Task directions: Wherever a line below holds the word "sound", copy that line.

Data excerpts:

* BEGIN *

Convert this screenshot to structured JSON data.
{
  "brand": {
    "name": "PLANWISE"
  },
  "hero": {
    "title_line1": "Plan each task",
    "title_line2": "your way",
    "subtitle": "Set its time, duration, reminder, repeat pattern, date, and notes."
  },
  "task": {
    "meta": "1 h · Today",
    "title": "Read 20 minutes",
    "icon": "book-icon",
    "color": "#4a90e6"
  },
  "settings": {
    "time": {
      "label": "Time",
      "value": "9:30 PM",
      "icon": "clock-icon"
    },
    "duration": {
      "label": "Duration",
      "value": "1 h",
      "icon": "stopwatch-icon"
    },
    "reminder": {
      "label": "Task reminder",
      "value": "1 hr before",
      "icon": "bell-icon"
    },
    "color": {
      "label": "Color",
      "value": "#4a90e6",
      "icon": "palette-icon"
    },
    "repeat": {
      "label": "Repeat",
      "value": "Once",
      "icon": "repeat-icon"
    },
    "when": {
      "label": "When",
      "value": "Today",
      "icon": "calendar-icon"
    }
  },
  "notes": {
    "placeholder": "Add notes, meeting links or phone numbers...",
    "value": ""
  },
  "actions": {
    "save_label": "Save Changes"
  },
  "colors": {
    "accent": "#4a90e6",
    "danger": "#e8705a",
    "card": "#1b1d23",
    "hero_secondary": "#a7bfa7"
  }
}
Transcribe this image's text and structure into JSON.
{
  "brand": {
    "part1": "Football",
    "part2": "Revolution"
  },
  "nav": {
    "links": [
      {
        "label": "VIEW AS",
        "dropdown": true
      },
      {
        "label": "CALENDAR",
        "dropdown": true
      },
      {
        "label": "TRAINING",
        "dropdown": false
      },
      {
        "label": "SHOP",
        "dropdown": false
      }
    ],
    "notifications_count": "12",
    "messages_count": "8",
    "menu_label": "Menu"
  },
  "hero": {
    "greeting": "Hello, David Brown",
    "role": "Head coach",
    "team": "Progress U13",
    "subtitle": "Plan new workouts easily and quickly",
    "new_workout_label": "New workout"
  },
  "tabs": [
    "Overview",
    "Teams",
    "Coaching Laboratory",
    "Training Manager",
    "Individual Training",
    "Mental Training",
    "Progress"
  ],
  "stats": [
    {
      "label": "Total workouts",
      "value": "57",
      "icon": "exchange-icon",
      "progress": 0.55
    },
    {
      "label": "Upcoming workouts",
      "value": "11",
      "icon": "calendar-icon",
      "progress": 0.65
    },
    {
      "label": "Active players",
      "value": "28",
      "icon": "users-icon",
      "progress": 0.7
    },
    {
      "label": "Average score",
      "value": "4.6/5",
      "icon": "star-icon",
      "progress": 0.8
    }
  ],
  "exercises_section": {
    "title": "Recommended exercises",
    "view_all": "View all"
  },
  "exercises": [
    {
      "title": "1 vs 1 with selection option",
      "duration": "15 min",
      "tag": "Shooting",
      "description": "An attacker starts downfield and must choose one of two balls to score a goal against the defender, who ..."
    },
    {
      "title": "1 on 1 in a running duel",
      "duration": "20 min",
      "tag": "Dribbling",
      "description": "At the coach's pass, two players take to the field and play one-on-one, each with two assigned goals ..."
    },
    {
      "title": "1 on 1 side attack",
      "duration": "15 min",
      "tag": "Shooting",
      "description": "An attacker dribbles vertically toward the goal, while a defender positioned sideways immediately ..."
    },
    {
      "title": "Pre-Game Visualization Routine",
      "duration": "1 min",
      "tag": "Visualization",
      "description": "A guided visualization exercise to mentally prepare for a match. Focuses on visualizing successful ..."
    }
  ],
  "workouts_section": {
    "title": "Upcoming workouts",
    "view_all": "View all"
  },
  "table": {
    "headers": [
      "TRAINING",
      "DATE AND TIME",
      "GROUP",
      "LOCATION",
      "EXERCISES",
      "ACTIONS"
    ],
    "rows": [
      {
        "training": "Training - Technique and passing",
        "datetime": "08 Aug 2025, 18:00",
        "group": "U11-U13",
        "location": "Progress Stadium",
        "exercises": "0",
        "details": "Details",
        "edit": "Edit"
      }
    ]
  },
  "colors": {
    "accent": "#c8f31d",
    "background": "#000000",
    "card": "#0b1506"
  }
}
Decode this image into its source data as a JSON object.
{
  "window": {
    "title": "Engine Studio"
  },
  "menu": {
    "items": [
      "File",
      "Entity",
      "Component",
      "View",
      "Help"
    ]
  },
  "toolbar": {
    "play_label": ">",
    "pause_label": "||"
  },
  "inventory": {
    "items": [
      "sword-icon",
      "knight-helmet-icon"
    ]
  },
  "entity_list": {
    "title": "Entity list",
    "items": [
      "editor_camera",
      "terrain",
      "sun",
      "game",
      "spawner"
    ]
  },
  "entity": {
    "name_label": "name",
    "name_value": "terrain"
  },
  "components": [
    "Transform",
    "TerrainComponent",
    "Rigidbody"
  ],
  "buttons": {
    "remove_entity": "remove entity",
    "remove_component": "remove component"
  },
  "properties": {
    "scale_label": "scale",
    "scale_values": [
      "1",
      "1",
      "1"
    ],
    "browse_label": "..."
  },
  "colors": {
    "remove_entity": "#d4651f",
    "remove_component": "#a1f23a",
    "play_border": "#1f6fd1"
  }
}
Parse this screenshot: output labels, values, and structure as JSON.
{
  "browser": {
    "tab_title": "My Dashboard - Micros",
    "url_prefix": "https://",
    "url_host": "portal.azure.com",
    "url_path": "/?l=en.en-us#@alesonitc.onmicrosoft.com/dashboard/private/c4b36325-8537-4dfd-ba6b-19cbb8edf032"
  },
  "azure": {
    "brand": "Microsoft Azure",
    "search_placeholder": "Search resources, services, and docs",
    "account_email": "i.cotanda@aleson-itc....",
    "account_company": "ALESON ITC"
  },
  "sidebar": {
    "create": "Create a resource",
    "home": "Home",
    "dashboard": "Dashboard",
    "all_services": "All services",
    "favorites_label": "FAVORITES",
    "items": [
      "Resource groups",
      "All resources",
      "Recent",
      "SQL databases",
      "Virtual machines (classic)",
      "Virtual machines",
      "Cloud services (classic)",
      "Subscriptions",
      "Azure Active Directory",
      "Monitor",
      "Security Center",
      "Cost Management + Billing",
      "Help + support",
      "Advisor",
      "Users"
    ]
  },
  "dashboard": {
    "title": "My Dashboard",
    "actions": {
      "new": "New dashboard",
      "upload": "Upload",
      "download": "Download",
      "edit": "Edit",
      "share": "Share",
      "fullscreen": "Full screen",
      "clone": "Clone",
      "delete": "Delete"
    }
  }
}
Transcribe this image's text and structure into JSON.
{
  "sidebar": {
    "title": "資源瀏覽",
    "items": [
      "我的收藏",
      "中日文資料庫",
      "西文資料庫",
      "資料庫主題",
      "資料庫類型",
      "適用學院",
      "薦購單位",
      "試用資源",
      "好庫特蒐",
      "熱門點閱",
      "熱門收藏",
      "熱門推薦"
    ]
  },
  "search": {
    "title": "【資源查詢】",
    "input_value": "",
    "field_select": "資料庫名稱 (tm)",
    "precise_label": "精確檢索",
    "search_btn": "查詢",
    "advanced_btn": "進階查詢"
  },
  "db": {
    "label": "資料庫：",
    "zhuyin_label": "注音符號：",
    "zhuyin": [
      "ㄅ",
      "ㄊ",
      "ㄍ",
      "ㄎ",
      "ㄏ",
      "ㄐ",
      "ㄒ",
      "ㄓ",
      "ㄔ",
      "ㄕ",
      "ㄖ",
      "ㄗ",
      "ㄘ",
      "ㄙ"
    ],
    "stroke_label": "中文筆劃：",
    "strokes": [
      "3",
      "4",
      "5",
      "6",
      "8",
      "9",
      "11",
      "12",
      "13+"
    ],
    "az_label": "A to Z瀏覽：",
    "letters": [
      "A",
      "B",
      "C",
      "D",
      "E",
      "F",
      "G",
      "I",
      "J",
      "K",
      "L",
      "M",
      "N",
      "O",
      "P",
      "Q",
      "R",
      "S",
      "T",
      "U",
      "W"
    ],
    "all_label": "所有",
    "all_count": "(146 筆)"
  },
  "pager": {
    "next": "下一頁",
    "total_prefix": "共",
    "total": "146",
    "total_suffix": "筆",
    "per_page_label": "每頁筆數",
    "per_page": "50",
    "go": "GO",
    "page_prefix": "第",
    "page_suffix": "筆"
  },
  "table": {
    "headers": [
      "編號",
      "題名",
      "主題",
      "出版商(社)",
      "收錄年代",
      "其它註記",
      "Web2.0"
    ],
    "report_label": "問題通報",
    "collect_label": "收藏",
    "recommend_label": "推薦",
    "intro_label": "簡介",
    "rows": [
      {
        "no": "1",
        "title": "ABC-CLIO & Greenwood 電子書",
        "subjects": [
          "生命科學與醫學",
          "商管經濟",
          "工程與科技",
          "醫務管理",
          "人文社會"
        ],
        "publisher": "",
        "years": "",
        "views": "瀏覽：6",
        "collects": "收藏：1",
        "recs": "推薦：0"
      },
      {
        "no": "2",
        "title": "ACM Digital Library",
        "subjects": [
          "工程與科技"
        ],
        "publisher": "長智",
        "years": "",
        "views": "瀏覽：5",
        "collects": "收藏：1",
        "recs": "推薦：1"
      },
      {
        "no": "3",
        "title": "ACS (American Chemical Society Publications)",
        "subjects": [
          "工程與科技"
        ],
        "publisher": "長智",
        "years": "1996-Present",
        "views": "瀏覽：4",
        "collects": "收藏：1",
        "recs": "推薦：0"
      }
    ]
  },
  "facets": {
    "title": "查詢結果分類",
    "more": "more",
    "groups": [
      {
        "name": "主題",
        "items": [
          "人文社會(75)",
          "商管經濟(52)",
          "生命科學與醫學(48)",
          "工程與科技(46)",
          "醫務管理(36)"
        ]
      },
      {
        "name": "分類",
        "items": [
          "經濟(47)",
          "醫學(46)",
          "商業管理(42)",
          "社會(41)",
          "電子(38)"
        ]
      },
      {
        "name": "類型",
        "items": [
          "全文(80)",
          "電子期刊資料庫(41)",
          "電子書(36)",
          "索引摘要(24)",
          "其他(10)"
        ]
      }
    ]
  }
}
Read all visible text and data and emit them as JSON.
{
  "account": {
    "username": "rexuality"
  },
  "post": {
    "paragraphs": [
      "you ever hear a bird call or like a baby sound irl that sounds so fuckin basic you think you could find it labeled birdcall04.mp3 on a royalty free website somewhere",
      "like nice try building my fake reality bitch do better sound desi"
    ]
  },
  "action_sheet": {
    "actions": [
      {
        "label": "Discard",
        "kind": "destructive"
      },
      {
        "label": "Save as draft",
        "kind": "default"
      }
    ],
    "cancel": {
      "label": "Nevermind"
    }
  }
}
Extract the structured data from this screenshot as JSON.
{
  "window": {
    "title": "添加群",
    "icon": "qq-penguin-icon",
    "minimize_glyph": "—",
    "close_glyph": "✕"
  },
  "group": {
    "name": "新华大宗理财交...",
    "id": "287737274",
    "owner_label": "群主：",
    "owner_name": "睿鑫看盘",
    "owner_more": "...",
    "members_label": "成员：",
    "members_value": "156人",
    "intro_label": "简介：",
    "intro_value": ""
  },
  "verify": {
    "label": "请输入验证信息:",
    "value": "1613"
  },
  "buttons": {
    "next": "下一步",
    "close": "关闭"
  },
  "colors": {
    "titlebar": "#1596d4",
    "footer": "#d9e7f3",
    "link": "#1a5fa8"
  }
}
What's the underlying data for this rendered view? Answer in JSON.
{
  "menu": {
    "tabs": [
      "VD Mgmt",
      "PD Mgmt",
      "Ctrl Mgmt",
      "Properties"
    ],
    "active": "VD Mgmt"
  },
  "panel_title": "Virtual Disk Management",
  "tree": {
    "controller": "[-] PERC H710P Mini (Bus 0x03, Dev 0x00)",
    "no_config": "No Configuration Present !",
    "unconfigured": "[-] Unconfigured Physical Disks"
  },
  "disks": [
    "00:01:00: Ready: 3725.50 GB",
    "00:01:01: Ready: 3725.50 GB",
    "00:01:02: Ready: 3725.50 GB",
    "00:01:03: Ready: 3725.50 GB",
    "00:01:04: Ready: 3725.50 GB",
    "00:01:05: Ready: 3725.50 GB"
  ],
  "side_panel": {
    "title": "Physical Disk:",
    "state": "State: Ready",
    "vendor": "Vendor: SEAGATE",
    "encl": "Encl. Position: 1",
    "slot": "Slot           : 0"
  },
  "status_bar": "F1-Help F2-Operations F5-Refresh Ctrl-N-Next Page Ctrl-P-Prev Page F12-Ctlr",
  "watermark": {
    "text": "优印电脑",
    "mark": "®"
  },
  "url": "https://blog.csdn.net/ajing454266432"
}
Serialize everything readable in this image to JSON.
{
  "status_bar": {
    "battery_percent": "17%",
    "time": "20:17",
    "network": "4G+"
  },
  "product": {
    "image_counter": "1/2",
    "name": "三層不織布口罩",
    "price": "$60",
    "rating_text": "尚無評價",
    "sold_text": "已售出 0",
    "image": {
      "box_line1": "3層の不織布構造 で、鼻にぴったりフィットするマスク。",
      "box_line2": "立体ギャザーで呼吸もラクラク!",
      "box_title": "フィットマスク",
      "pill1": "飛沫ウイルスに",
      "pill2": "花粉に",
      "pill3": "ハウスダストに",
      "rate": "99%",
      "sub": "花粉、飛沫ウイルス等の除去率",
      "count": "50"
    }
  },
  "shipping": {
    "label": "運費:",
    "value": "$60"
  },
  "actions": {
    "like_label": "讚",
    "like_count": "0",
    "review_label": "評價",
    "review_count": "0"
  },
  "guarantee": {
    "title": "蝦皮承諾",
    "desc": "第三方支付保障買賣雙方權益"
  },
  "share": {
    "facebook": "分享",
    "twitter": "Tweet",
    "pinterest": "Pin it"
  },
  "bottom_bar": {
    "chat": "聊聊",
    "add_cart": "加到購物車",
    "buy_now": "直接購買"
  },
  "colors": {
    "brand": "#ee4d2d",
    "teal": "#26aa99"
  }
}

* END *

The response:
      "you ever hear a bird call or like a baby sound irl that sounds so fuckin basic you think you could find it labeled birdcall04.mp3 on a royalty free website somewhere",
      "like nice try building my fake reality bitch do better sound desi"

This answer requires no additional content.